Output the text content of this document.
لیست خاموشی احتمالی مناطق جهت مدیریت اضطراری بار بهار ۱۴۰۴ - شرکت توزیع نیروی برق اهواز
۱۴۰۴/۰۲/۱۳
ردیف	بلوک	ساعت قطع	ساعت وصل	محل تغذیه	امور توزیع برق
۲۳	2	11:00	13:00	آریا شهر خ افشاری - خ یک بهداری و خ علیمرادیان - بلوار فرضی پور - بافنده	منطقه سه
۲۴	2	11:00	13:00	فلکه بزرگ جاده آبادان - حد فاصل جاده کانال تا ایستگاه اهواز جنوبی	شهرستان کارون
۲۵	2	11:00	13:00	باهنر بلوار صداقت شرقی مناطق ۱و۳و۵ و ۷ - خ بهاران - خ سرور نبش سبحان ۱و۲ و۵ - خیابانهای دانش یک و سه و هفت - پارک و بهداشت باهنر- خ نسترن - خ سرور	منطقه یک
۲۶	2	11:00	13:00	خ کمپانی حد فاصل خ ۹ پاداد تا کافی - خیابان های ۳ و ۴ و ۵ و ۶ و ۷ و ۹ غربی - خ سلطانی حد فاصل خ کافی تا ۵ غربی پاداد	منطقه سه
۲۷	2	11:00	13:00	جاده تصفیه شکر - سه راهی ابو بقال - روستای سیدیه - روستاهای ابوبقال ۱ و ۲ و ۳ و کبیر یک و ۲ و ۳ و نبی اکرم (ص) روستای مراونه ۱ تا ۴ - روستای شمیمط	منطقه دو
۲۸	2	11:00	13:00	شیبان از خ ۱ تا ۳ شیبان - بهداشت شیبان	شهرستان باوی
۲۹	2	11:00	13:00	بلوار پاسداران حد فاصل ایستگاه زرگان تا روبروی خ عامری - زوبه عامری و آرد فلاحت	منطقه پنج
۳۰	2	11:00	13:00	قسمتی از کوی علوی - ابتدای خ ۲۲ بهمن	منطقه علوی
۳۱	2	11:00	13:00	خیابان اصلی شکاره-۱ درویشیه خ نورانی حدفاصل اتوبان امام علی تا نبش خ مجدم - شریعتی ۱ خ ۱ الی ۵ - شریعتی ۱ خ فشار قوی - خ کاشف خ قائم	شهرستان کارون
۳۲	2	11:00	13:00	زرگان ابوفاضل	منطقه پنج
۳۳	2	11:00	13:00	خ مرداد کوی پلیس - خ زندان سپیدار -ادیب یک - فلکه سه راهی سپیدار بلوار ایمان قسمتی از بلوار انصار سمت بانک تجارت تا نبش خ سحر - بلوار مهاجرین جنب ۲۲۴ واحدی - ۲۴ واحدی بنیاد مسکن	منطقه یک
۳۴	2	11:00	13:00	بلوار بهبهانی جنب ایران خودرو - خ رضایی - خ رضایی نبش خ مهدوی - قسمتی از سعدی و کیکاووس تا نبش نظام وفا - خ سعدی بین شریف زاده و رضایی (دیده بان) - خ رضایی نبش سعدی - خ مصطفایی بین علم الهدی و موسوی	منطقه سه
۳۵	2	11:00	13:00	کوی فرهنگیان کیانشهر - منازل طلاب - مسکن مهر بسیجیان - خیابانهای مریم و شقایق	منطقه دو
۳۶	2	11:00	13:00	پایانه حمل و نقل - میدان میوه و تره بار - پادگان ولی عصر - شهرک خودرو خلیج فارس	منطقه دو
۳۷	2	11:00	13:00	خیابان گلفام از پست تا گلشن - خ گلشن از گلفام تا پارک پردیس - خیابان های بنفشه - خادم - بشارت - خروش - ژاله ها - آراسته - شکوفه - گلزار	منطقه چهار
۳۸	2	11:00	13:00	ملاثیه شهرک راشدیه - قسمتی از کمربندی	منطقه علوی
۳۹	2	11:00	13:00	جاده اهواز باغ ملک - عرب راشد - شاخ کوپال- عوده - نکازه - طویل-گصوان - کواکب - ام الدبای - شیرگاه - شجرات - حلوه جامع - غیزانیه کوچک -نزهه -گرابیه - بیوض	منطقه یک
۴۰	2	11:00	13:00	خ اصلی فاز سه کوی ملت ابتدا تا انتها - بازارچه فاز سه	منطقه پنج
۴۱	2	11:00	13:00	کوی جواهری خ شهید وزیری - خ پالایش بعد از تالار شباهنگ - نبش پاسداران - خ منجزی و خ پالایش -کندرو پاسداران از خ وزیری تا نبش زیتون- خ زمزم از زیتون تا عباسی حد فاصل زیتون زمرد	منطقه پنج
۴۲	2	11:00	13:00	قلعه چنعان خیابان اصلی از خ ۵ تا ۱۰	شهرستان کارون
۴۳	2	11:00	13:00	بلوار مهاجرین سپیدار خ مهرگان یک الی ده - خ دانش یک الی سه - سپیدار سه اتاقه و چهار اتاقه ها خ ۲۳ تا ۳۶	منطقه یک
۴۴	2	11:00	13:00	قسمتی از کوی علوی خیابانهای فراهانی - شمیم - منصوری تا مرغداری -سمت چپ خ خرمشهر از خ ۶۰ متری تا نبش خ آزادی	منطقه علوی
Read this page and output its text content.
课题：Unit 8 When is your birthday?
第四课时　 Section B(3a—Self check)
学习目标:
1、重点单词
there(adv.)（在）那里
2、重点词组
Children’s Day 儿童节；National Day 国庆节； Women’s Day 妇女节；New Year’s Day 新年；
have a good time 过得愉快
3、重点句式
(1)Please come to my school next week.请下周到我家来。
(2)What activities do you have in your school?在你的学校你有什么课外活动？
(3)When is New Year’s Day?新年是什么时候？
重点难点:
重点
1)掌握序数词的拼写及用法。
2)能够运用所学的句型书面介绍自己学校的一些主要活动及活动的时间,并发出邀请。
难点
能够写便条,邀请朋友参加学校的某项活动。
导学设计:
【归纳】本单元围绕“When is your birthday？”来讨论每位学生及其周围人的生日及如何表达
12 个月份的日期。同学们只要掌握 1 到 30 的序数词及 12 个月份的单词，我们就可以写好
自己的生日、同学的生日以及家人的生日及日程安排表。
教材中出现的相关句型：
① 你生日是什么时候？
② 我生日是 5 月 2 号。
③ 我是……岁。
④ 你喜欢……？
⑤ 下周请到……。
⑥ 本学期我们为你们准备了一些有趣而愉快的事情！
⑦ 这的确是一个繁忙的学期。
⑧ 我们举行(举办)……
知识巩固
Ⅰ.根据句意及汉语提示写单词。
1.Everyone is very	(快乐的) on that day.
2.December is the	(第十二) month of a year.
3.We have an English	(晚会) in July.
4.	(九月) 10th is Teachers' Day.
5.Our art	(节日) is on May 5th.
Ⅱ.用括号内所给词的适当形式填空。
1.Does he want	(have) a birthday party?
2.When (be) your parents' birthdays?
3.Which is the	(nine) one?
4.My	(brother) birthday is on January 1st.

***

WRITTEN REQUEST: Make an exact copy of every entry.

ANSWER FOR THIS EXERCISE:
Output the text content of this document.
لیست خاموشی احتمالی مناطق جهت مدیریت اضطراری بار بهار ۱۴۰۴ - شرکت توزیع نیروی برق اهواز
۱۴۰۴/۰۲/۱۳
ردیف	بلوک	ساعت قطع	ساعت وصل	محل تغذیه	امور توزیع برق
۲۳	2	11:00	13:00	آریا شهر خ افشاری - خ یک بهداری و خ علیمرادیان - بلوار فرضی پور - بافنده	منطقه سه
۲۴	2	11:00	13:00	فلکه بزرگ جاده آبادان - حد فاصل جاده کانال تا ایستگاه اهواز جنوبی	شهرستان کارون
۲۵	2	11:00	13:00	باهنر بلوار صداقت شرقی مناطق ۱و۳و۵ و ۷ - خ بهاران - خ سرور نبش سبحان ۱و۲ و۵ - خیابانهای دانش یک و سه و هفت - پارک و بهداشت باهنر- خ نسترن - خ سرور	منطقه یک
۲۶	2	11:00	13:00	خ کمپانی حد فاصل خ ۹ پاداد تا کافی - خیابان های ۳ و ۴ و ۵ و ۶ و ۷ و ۹ غربی - خ سلطانی حد فاصل خ کافی تا ۵ غربی پاداد	منطقه سه
۲۷	2	11:00	13:00	جاده تصفیه شکر - سه راهی ابو بقال - روستای سیدیه - روستاهای ابوبقال ۱ و ۲ و ۳ و کبیر یک و ۲ و ۳ و نبی اکرم (ص) روستای مراونه ۱ تا ۴ - روستای شمیمط	منطقه دو
۲۸	2	11:00	13:00	شیبان از خ ۱ تا ۳ شیبان - بهداشت شیبان	شهرستان باوی
۲۹	2	11:00	13:00	بلوار پاسداران حد فاصل ایستگاه زرگان تا روبروی خ عامری - زوبه عامری و آرد فلاحت	منطقه پنج
۳۰	2	11:00	13:00	قسمتی از کوی علوی - ابتدای خ ۲۲ بهمن	منطقه علوی
۳۱	2	11:00	13:00	خیابان اصلی شکاره-۱ درویشیه خ نورانی حدفاصل اتوبان امام علی تا نبش خ مجدم - شریعتی ۱ خ ۱ الی ۵ - شریعتی ۱ خ فشار قوی - خ کاشف خ قائم	شهرستان کارون
۳۲	2	11:00	13:00	زرگان ابوفاضل	منطقه پنج
۳۳	2	11:00	13:00	خ مرداد کوی پلیس - خ زندان سپیدار -ادیب یک - فلکه سه راهی سپیدار بلوار ایمان قسمتی از بلوار انصار سمت بانک تجارت تا نبش خ سحر - بلوار مهاجرین جنب ۲۲۴ واحدی - ۲۴ واحدی بنیاد مسکن	منطقه یک
۳۴	2	11:00	13:00	بلوار بهبهانی جنب ایران خودرو - خ رضایی - خ رضایی نبش خ مهدوی - قسمتی از سعدی و کیکاووس تا نبش نظام وفا - خ سعدی بین شریف زاده و رضایی (دیده بان) - خ رضایی نبش سعدی - خ مصطفایی بین علم الهدی و موسوی	منطقه سه
۳۵	2	11:00	13:00	کوی فرهنگیان کیانشهر - منازل طلاب - مسکن مهر بسیجیان - خیابانهای مریم و شقایق	منطقه دو
۳۶	2	11:00	13:00	پایانه حمل و نقل - میدان میوه و تره بار - پادگان ولی عصر - شهرک خودرو خلیج فارس	منطقه دو
۳۷	2	11:00	13:00	خیابان گلفام از پست تا گلشن - خ گلشن از گلفام تا پارک پردیس - خیابان های بنفشه - خادم - بشارت - خروش - ژاله ها - آراسته - شکوفه - گلزار	منطقه چهار
۳۸	2	11:00	13:00	ملاثیه شهرک راشدیه - قسمتی از کمربندی	منطقه علوی
۳۹	2	11:00	13:00	جاده اهواز باغ ملک - عرب راشد - شاخ کوپال- عوده - نکازه - طویل-گصوان - کواکب - ام الدبای - شیرگاه - شجرات - حلوه جامع - غیزانیه کوچک -نزهه -گرابیه - بیوض	منطقه یک
۴۰	2	11:00	13:00	خ اصلی فاز سه کوی ملت ابتدا تا انتها - بازارچه فاز سه	منطقه پنج
۴۱	2	11:00	13:00	کوی جواهری خ شهید وزیری - خ پالایش بعد از تالار شباهنگ - نبش پاسداران - خ منجزی و خ پالایش -کندرو پاسداران از خ وزیری تا نبش زیتون- خ زمزم از زیتون تا عباسی حد فاصل زیتون زمرد	منطقه پنج
۴۲	2	11:00	13:00	قلعه چنعان خیابان اصلی از خ ۵ تا ۱۰	شهرستان کارون
۴۳	2	11:00	13:00	بلوار مهاجرین سپیدار خ مهرگان یک الی ده - خ دانش یک الی سه - سپیدار سه اتاقه و چهار اتاقه ها خ ۲۳ تا ۳۶	منطقه یک
۴۴	2	11:00	13:00	قسمتی از کوی علوی خیابانهای فراهانی - شمیم - منصوری تا مرغداری -سمت چپ خ خرمشهر از خ ۶۰ متری تا نبش خ آزادی	منطقه علوی
Read this page and output its text content.
课题：Unit 8 When is your birthday?
第四课时　 Section B(3a—Self check)
学习目标:
1、重点单词
there(adv.)（在）那里
2、重点词组
Children’s Day 儿童节；National Day 国庆节； Women’s Day 妇女节；New Year’s Day 新年；
have a good time 过得愉快
3、重点句式
(1)Please come to my school next week.请下周到我家来。
(2)What activities do you have in your school?在你的学校你有什么课外活动？
(3)When is New Year’s Day?新年是什么时候？
重点难点:
重点
1)掌握序数词的拼写及用法。
2)能够运用所学的句型书面介绍自己学校的一些主要活动及活动的时间,并发出邀请。
难点
能够写便条,邀请朋友参加学校的某项活动。
导学设计:
【归纳】本单元围绕“When is your birthday？”来讨论每位学生及其周围人的生日及如何表达
12 个月份的日期。同学们只要掌握 1 到 30 的序数词及 12 个月份的单词，我们就可以写好
自己的生日、同学的生日以及家人的生日及日程安排表。
教材中出现的相关句型：
① 你生日是什么时候？
② 我生日是 5 月 2 号。
③ 我是……岁。
④ 你喜欢……？
⑤ 下周请到……。
⑥ 本学期我们为你们准备了一些有趣而愉快的事情！
⑦ 这的确是一个繁忙的学期。
⑧ 我们举行(举办)……
知识巩固
Ⅰ.根据句意及汉语提示写单词。
1.Everyone is very	(快乐的) on that day.
2.December is the	(第十二) month of a year.
3.We have an English	(晚会) in July.
4.	(九月) 10th is Teachers' Day.
5.Our art	(节日) is on May 5th.
Ⅱ.用括号内所给词的适当形式填空。
1.Does he want	(have) a birthday party?
2.When (be) your parents' birthdays?
3.Which is the	(nine) one?
4.My	(brother) birthday is on January 1st.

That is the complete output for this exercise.